INPUT ROWS =
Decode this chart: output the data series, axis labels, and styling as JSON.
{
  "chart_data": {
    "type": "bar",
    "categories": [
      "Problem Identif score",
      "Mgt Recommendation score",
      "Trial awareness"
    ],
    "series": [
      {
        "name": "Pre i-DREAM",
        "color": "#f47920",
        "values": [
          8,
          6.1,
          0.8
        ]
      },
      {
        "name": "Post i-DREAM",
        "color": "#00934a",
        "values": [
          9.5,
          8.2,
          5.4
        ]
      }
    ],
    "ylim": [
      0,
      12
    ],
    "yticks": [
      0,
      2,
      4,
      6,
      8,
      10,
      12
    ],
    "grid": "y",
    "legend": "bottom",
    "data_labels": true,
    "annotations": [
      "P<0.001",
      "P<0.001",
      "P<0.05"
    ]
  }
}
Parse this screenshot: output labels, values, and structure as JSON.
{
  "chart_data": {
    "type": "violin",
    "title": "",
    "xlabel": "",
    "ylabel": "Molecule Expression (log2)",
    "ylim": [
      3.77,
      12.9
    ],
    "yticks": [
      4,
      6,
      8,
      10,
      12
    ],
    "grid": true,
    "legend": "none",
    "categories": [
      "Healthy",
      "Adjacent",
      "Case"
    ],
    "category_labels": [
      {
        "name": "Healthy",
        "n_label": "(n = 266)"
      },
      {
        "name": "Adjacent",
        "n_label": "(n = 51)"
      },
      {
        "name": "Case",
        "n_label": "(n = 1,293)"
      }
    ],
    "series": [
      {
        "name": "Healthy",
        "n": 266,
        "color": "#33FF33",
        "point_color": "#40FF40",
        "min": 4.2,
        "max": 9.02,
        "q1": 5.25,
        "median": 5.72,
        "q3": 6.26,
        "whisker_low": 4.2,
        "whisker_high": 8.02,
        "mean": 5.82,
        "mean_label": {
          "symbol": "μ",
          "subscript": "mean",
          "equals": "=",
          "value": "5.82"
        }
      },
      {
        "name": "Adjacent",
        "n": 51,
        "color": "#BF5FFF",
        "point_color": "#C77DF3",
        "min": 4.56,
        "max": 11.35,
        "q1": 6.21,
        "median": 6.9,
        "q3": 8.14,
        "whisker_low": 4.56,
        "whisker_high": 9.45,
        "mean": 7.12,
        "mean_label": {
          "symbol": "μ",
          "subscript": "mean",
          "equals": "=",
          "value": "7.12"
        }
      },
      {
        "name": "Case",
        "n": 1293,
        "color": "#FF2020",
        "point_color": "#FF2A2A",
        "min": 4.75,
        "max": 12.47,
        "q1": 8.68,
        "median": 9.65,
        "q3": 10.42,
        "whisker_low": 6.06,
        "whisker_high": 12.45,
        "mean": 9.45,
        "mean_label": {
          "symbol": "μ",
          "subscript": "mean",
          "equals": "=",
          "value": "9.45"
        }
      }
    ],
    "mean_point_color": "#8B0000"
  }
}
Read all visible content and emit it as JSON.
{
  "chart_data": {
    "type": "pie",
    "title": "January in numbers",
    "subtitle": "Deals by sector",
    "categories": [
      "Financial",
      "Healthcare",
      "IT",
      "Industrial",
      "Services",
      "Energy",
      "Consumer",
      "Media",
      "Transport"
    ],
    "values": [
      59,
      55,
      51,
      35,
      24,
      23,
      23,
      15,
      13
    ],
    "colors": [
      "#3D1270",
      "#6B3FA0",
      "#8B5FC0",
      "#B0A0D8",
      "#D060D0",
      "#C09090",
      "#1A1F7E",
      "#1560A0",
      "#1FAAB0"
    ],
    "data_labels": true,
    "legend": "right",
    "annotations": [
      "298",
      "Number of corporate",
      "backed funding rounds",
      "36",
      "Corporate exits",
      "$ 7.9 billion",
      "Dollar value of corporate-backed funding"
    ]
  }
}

WHAT THE EXERCISE ASKS =
Write out every entry again, keeping each line exactly the same.

SOLVED EXERCISE =
Decode this chart: output the data series, axis labels, and styling as JSON.
{
  "chart_data": {
    "type": "bar",
    "categories": [
      "Problem Identif score",
      "Mgt Recommendation score",
      "Trial awareness"
    ],
    "series": [
      {
        "name": "Pre i-DREAM",
        "color": "#f47920",
        "values": [
          8,
          6.1,
          0.8
        ]
      },
      {
        "name": "Post i-DREAM",
        "color": "#00934a",
        "values": [
          9.5,
          8.2,
          5.4
        ]
      }
    ],
    "ylim": [
      0,
      12
    ],
    "yticks": [
      0,
      2,
      4,
      6,
      8,
      10,
      12
    ],
    "grid": "y",
    "legend": "bottom",
    "data_labels": true,
    "annotations": [
      "P<0.001",
      "P<0.001",
      "P<0.05"
    ]
  }
}
Parse this screenshot: output labels, values, and structure as JSON.
{
  "chart_data": {
    "type": "violin",
    "title": "",
    "xlabel": "",
    "ylabel": "Molecule Expression (log2)",
    "ylim": [
      3.77,
      12.9
    ],
    "yticks": [
      4,
      6,
      8,
      10,
      12
    ],
    "grid": true,
    "legend": "none",
    "categories": [
      "Healthy",
      "Adjacent",
      "Case"
    ],
    "category_labels": [
      {
        "name": "Healthy",
        "n_label": "(n = 266)"
      },
      {
        "name": "Adjacent",
        "n_label": "(n = 51)"
      },
      {
        "name": "Case",
        "n_label": "(n = 1,293)"
      }
    ],
    "series": [
      {
        "name": "Healthy",
        "n": 266,
        "color": "#33FF33",
        "point_color": "#40FF40",
        "min": 4.2,
        "max": 9.02,
        "q1": 5.25,
        "median": 5.72,
        "q3": 6.26,
        "whisker_low": 4.2,
        "whisker_high": 8.02,
        "mean": 5.82,
        "mean_label": {
          "symbol": "μ",
          "subscript": "mean",
          "equals": "=",
          "value": "5.82"
        }
      },
      {
        "name": "Adjacent",
        "n": 51,
        "color": "#BF5FFF",
        "point_color": "#C77DF3",
        "min": 4.56,
        "max": 11.35,
        "q1": 6.21,
        "median": 6.9,
        "q3": 8.14,
        "whisker_low": 4.56,
        "whisker_high": 9.45,
        "mean": 7.12,
        "mean_label": {
          "symbol": "μ",
          "subscript": "mean",
          "equals": "=",
          "value": "7.12"
        }
      },
      {
        "name": "Case",
        "n": 1293,
        "color": "#FF2020",
        "point_color": "#FF2A2A",
        "min": 4.75,
        "max": 12.47,
        "q1": 8.68,
        "median": 9.65,
        "q3": 10.42,
        "whisker_low": 6.06,
        "whisker_high": 12.45,
        "mean": 9.45,
        "mean_label": {
          "symbol": "μ",
          "subscript": "mean",
          "equals": "=",
          "value": "9.45"
        }
      }
    ],
    "mean_point_color": "#8B0000"
  }
}
Read all visible content and emit it as JSON.
{
  "chart_data": {
    "type": "pie",
    "title": "January in numbers",
    "subtitle": "Deals by sector",
    "categories": [
      "Financial",
      "Healthcare",
      "IT",
      "Industrial",
      "Services",
      "Energy",
      "Consumer",
      "Media",
      "Transport"
    ],
    "values": [
      59,
      55,
      51,
      35,
      24,
      23,
      23,
      15,
      13
    ],
    "colors": [
      "#3D1270",
      "#6B3FA0",
      "#8B5FC0",
      "#B0A0D8",
      "#D060D0",
      "#C09090",
      "#1A1F7E",
      "#1560A0",
      "#1FAAB0"
    ],
    "data_labels": true,
    "legend": "right",
    "annotations": [
      "298",
      "Number of corporate",
      "backed funding rounds",
      "36",
      "Corporate exits",
      "$ 7.9 billion",
      "Dollar value of corporate-backed funding"
    ]
  }
}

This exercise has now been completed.